[Figure dataset records]
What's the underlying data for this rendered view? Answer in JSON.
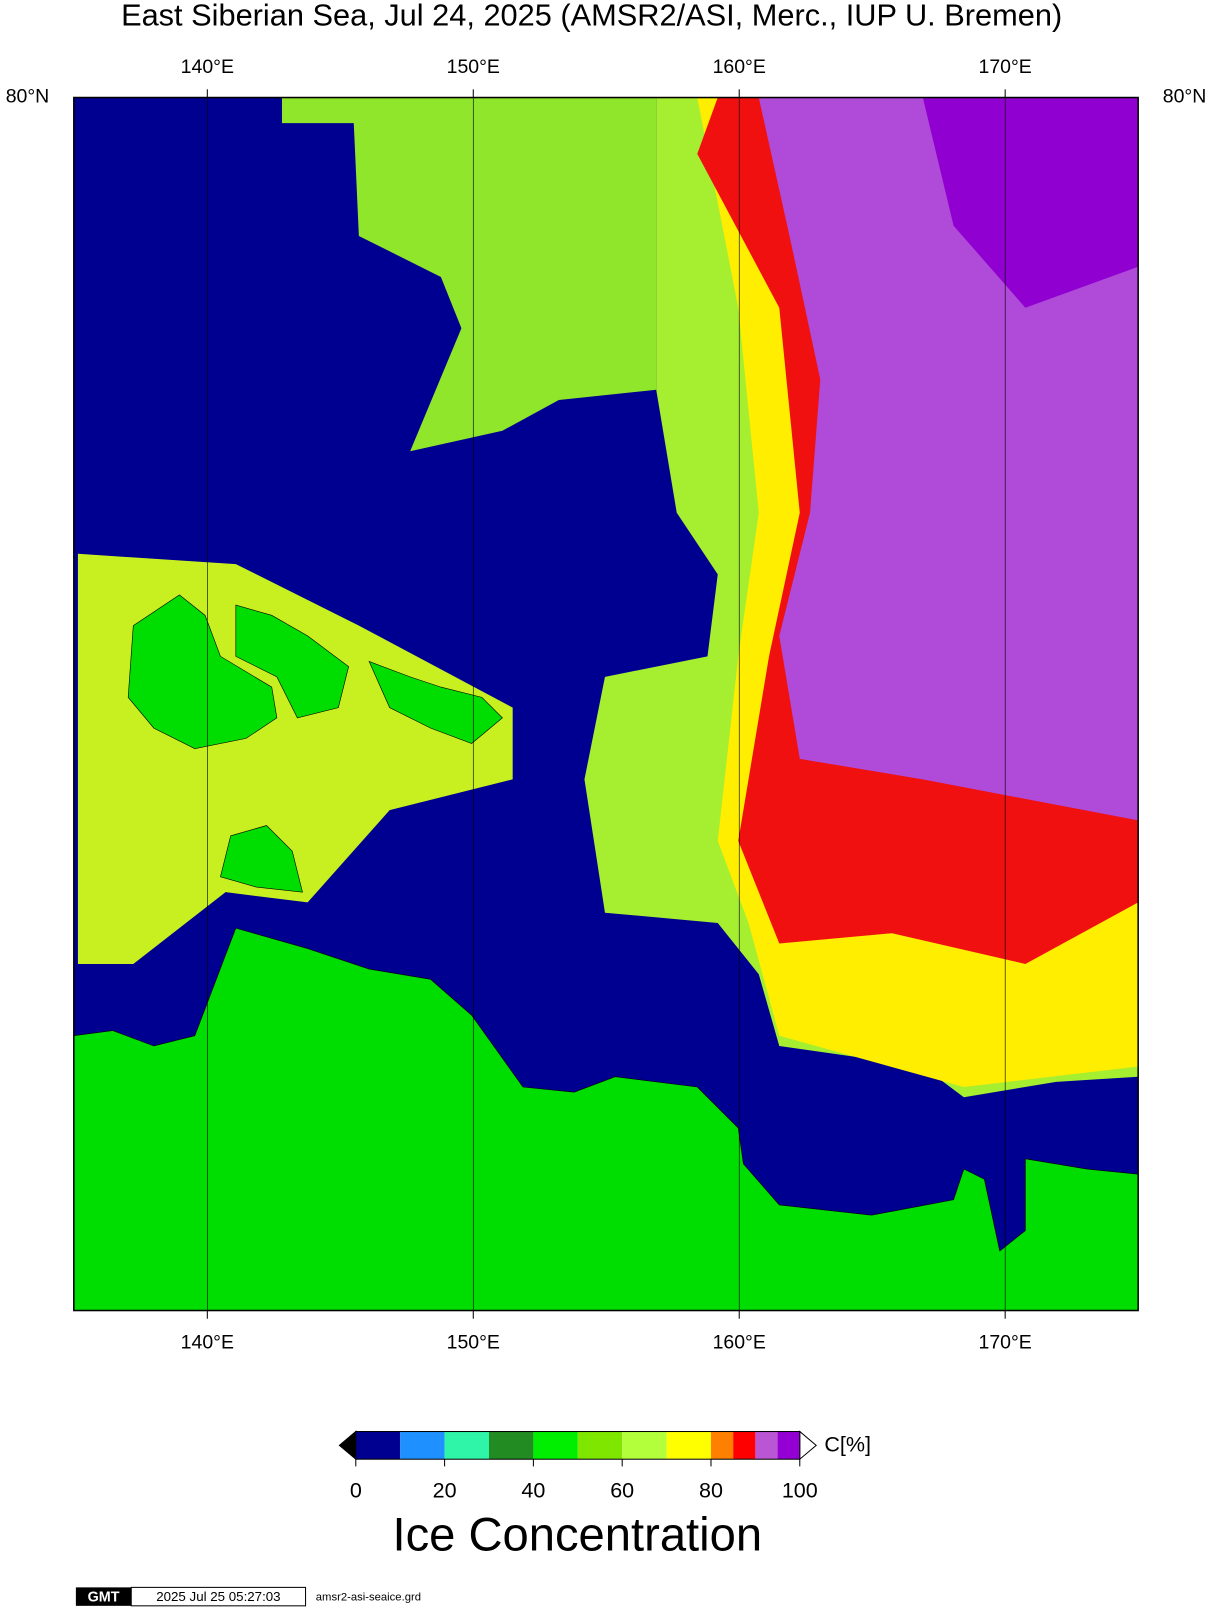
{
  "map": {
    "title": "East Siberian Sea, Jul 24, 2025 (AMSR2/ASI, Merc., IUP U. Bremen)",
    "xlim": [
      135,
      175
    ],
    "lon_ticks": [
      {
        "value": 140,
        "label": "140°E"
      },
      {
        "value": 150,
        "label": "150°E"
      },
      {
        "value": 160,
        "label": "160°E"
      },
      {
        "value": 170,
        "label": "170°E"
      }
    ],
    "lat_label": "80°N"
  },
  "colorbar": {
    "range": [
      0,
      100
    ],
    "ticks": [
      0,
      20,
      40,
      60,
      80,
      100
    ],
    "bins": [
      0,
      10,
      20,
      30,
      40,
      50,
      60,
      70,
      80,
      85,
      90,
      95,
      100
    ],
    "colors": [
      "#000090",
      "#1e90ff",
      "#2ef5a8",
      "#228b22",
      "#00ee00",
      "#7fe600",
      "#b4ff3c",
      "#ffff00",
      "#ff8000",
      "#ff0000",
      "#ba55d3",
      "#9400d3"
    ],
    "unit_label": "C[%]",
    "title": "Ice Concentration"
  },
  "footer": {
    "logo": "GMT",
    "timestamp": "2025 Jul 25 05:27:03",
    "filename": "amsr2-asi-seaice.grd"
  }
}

## Exercise
Excluding the pictures, restate the records above word for word.

## Result for this exercise
What's the underlying data for this rendered view? Answer in JSON.
{
  "map": {
    "title": "East Siberian Sea, Jul 24, 2025 (AMSR2/ASI, Merc., IUP U. Bremen)",
    "xlim": [
      135,
      175
    ],
    "lon_ticks": [
      {
        "value": 140,
        "label": "140°E"
      },
      {
        "value": 150,
        "label": "150°E"
      },
      {
        "value": 160,
        "label": "160°E"
      },
      {
        "value": 170,
        "label": "170°E"
      }
    ],
    "lat_label": "80°N"
  },
  "colorbar": {
    "range": [
      0,
      100
    ],
    "ticks": [
      0,
      20,
      40,
      60,
      80,
      100
    ],
    "bins": [
      0,
      10,
      20,
      30,
      40,
      50,
      60,
      70,
      80,
      85,
      90,
      95,
      100
    ],
    "colors": [
      "#000090",
      "#1e90ff",
      "#2ef5a8",
      "#228b22",
      "#00ee00",
      "#7fe600",
      "#b4ff3c",
      "#ffff00",
      "#ff8000",
      "#ff0000",
      "#ba55d3",
      "#9400d3"
    ],
    "unit_label": "C[%]",
    "title": "Ice Concentration"
  },
  "footer": {
    "logo": "GMT",
    "timestamp": "2025 Jul 25 05:27:03",
    "filename": "amsr2-asi-seaice.grd"
  }
}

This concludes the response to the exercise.